■ **Short task**: Select the lines that hold the word "EXPENSES" and copy each one.

====== Records for processing

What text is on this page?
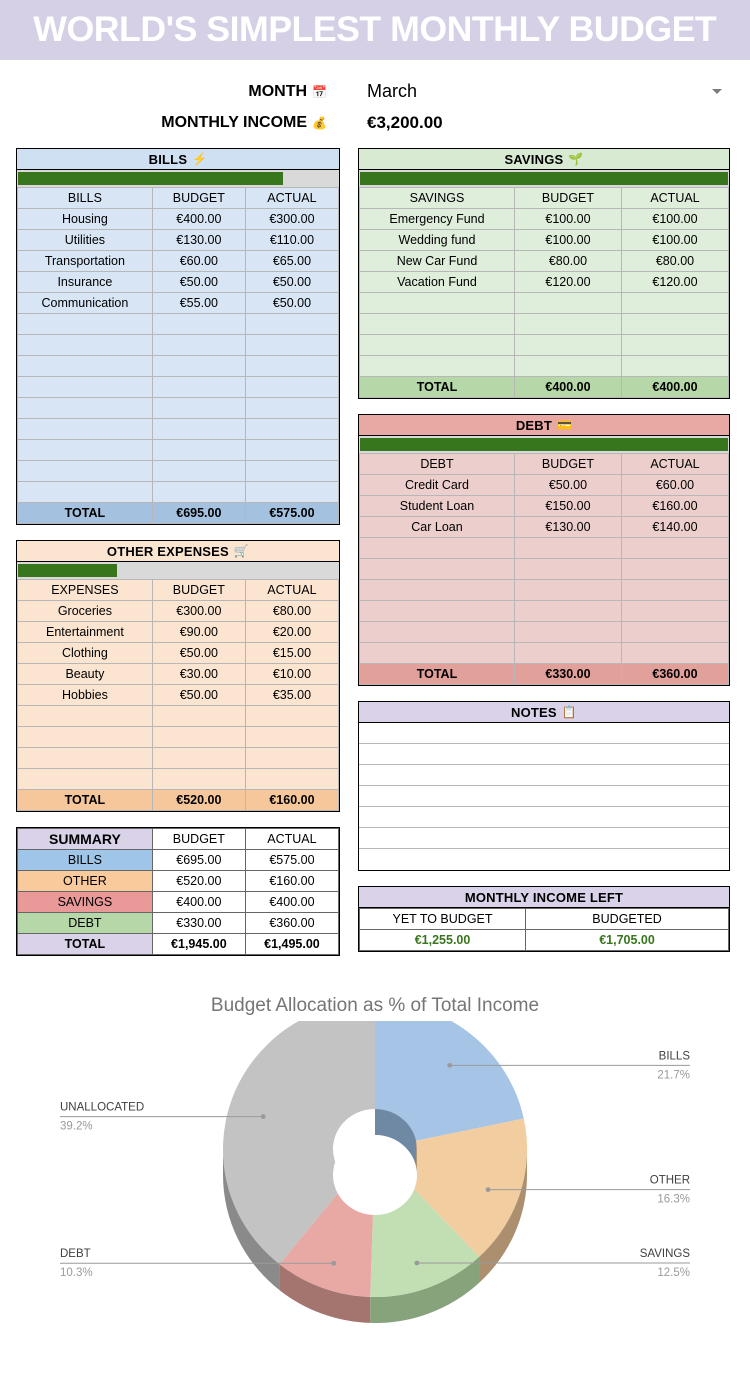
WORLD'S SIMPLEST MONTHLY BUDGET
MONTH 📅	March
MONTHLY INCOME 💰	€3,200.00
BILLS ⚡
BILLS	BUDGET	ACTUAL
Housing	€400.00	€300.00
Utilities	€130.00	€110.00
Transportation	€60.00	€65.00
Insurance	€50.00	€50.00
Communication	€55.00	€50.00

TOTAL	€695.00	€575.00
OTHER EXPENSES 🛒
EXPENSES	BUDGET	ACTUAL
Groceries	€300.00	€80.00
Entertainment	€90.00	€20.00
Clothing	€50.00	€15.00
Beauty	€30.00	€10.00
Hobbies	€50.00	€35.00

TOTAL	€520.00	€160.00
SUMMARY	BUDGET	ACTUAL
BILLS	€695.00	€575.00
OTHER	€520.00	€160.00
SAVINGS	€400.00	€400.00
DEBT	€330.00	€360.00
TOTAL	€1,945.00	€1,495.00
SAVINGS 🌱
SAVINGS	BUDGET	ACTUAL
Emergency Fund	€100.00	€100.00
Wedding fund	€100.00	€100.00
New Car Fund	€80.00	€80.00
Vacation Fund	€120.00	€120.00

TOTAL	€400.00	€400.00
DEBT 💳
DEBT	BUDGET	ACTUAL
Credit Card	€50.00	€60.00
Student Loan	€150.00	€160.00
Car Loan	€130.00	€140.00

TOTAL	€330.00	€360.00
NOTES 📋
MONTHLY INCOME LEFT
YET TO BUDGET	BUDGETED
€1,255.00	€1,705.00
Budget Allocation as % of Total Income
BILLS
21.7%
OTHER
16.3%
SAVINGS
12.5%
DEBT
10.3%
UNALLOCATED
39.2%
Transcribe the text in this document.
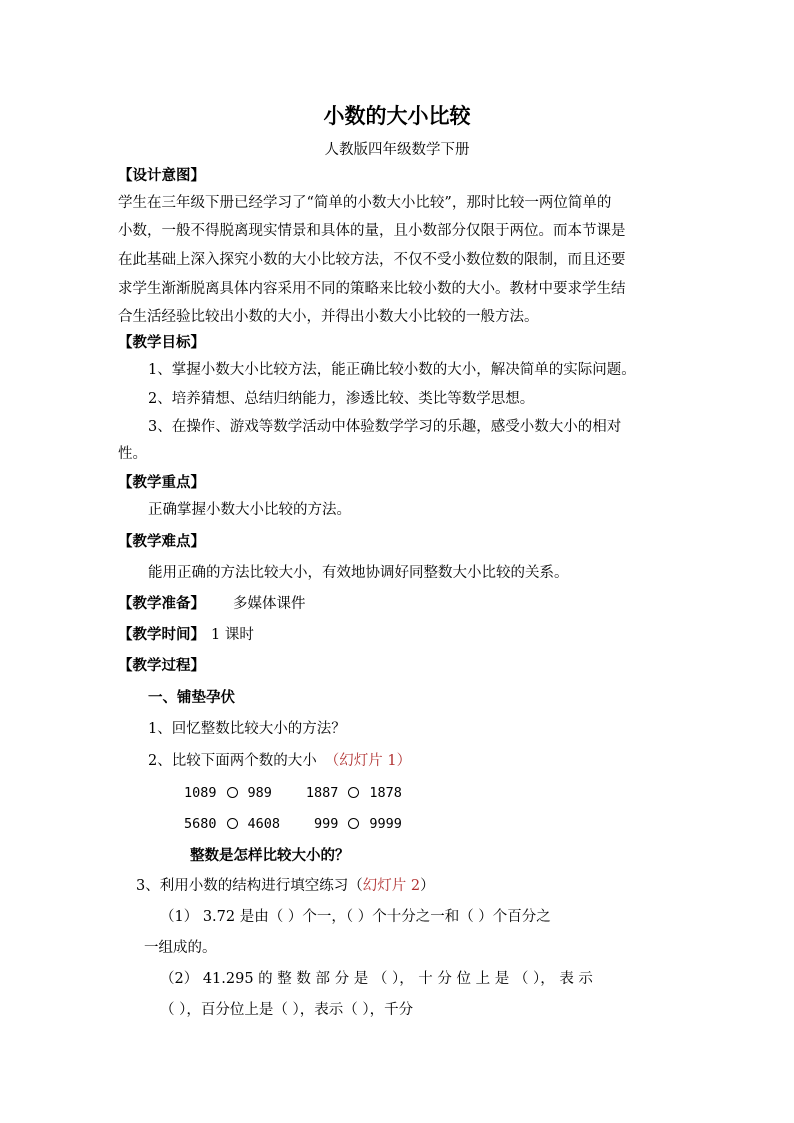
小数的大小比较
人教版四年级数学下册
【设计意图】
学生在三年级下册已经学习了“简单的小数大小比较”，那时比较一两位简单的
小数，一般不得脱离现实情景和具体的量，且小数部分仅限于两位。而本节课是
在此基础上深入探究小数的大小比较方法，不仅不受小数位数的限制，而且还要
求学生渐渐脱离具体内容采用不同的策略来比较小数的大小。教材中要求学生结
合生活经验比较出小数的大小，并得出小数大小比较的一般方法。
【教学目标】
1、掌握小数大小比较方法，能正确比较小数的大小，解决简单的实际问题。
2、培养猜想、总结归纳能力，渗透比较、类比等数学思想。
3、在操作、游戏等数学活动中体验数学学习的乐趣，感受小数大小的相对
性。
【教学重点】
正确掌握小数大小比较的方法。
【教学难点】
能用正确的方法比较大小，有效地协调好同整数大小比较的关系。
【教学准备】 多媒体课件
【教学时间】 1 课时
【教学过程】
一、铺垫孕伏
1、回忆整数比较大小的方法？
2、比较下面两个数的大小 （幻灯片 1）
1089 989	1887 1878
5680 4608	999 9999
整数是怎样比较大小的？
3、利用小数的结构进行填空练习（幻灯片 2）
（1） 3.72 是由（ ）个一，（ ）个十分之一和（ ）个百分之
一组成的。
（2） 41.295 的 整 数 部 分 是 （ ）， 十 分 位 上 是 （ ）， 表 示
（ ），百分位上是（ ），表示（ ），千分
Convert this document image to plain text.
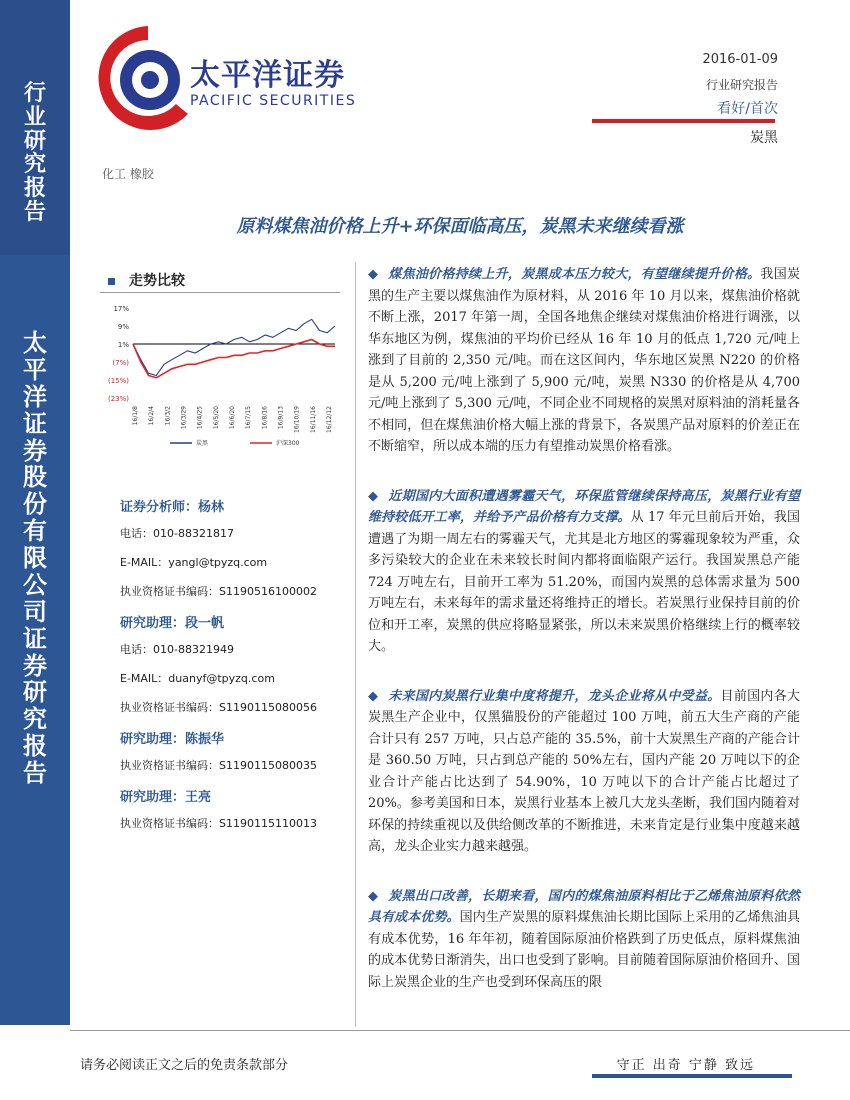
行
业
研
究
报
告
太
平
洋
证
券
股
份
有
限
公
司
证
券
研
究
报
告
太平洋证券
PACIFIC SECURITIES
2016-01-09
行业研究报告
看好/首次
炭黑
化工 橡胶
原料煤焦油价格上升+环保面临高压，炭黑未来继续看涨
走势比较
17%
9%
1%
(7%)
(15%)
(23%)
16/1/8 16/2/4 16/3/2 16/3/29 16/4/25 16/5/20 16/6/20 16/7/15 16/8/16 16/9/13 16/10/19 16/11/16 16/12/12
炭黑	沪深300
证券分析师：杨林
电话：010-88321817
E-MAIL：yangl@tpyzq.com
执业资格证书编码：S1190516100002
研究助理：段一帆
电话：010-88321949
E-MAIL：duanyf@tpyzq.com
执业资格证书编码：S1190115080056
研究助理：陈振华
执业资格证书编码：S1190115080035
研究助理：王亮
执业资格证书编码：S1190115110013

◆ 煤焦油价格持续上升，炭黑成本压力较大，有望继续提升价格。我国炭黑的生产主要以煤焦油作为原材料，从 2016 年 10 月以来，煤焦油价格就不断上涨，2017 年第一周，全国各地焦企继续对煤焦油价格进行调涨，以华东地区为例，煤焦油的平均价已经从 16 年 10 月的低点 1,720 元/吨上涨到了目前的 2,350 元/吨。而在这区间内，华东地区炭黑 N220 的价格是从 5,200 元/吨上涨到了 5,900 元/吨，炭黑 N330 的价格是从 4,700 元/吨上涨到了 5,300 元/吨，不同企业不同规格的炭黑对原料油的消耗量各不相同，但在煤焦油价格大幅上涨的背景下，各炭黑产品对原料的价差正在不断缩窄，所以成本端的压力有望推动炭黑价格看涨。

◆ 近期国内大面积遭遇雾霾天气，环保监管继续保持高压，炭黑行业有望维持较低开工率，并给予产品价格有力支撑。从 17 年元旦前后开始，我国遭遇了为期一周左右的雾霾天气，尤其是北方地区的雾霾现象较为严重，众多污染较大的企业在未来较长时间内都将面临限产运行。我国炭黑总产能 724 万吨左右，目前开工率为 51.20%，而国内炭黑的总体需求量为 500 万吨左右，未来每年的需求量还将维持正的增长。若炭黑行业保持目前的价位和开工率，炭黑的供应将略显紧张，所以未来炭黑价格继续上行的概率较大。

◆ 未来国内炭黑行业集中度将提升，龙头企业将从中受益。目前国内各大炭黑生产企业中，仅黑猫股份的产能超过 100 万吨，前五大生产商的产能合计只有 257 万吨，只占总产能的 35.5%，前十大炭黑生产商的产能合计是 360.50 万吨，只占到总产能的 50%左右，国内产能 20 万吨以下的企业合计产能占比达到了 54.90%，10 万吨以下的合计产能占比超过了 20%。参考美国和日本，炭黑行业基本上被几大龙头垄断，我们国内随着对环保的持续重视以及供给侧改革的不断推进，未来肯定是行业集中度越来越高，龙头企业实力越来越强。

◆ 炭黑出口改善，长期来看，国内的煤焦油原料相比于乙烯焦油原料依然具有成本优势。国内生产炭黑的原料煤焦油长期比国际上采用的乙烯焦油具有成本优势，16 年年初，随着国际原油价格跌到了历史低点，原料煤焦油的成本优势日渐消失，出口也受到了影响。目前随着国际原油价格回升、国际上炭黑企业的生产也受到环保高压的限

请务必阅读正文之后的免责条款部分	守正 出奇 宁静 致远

============

■ **Written answer**:
OTHER EXPENSES 🛒
EXPENSES	BUDGET	ACTUAL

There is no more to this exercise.